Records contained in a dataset
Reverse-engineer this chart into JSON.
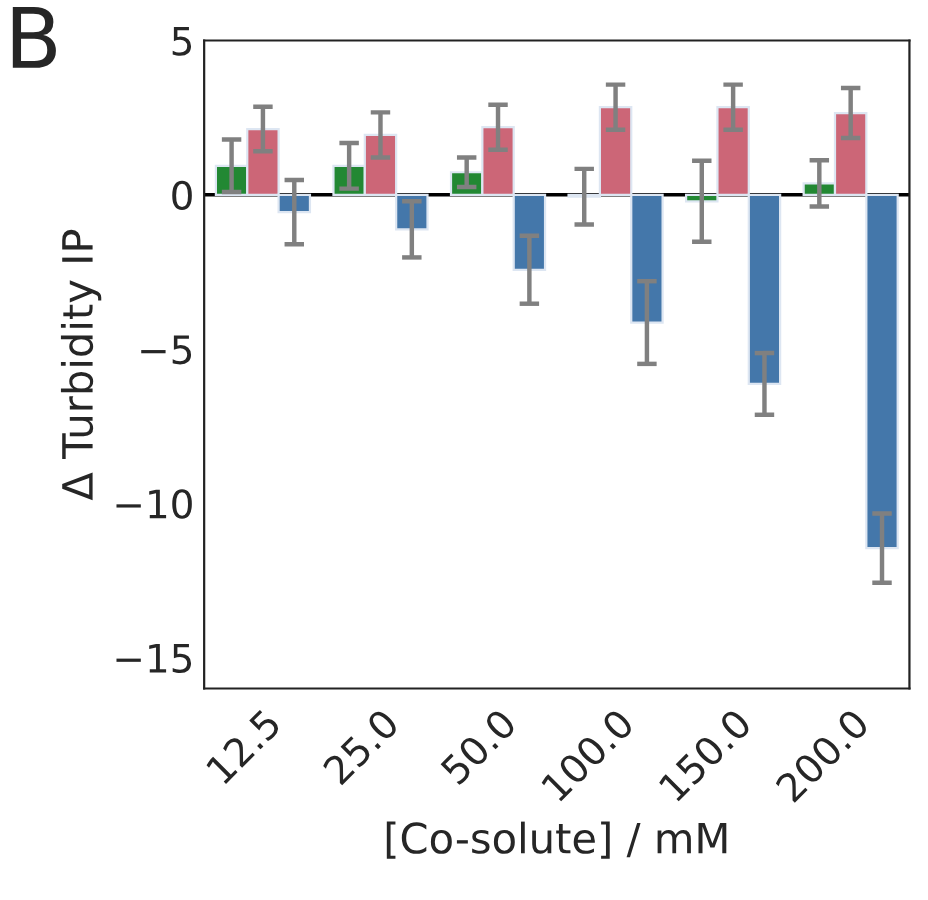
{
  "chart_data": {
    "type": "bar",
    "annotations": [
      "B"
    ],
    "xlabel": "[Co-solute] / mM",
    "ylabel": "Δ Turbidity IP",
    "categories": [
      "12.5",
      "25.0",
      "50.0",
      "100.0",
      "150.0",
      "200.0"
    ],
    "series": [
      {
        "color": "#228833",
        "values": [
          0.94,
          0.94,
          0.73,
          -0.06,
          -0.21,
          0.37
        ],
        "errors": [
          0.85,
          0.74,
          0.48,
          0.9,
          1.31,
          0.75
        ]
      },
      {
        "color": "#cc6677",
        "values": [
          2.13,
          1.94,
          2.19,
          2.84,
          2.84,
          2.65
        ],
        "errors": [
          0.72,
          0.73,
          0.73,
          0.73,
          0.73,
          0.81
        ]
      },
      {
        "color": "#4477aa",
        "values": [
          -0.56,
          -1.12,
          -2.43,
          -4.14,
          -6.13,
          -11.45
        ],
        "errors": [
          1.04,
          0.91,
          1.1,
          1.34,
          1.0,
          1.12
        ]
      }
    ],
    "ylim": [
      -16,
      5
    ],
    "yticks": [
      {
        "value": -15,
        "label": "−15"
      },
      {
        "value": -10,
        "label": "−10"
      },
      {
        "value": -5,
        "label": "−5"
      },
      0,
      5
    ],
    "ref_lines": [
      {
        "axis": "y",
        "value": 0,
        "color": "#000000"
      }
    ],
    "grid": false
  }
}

▶ _Your task_
Copy out all lines where the word "color" appears.

▶ _Exercise answer_
        "color": "#228833",
        "color": "#cc6677",
        "color": "#4477aa",
        "color": "#000000"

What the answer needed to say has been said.